Locate each line of the material that contains "calor", then return it.

(Structured figure records)
----

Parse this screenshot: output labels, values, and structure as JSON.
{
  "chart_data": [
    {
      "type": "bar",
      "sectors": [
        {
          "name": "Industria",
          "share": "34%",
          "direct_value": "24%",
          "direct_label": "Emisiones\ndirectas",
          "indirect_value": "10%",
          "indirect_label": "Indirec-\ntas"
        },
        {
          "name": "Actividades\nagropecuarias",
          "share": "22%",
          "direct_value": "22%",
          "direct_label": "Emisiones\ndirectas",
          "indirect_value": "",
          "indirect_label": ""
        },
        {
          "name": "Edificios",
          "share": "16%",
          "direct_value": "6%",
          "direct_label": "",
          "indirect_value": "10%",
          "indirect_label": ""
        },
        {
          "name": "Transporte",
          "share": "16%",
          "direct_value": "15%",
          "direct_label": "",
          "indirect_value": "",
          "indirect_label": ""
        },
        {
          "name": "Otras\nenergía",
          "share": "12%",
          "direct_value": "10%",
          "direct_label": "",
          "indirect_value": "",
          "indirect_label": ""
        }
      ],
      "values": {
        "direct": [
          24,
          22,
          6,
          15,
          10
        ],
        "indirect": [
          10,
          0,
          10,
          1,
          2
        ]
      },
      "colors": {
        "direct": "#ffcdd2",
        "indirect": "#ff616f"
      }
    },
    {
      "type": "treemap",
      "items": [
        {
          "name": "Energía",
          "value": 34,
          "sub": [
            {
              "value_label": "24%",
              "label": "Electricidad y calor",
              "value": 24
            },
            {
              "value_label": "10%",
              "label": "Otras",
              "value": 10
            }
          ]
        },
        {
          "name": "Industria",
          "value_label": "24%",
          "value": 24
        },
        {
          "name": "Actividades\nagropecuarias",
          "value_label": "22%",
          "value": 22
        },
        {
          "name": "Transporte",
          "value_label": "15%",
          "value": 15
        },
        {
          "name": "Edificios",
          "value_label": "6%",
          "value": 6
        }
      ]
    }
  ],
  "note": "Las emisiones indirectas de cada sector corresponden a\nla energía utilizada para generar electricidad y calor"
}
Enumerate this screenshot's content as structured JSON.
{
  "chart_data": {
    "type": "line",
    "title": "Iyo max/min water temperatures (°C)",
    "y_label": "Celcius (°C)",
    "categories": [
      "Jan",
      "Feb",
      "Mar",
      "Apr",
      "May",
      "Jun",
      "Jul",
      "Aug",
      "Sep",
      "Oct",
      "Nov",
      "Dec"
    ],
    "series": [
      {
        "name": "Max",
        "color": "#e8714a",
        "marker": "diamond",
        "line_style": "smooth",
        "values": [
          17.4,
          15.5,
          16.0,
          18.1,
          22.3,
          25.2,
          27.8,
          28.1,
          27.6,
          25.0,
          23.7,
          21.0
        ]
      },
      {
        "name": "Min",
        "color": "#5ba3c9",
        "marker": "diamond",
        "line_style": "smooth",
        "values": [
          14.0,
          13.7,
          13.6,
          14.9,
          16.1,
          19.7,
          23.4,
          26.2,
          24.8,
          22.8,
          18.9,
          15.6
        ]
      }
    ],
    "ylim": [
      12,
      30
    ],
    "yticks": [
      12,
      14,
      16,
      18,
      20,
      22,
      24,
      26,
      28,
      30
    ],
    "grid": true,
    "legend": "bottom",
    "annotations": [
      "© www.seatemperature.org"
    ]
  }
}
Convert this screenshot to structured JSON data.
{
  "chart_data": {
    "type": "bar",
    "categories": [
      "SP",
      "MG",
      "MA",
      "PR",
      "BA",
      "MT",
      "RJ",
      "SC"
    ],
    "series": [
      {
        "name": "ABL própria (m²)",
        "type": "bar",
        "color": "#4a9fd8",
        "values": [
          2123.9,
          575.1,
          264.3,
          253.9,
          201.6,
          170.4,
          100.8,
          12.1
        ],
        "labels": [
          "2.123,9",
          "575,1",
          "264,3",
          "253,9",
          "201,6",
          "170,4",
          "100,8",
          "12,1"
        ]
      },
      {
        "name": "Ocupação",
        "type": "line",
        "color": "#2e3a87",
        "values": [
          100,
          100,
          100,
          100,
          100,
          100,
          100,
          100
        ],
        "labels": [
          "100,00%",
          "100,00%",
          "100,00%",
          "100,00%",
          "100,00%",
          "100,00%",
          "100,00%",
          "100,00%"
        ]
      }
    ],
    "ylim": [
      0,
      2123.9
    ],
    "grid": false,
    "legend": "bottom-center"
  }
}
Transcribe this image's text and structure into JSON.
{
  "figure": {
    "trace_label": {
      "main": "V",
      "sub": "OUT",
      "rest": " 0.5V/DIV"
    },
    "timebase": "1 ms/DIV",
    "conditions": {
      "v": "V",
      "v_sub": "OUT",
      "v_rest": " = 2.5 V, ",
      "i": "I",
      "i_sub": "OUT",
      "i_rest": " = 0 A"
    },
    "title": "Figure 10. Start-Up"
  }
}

----

▸ **TASK RESPONSE**:
              "label": "Electricidad y calor",
  "note": "Las emisiones indirectas de cada sector corresponden a\nla energía utilizada para generar electricidad y calor"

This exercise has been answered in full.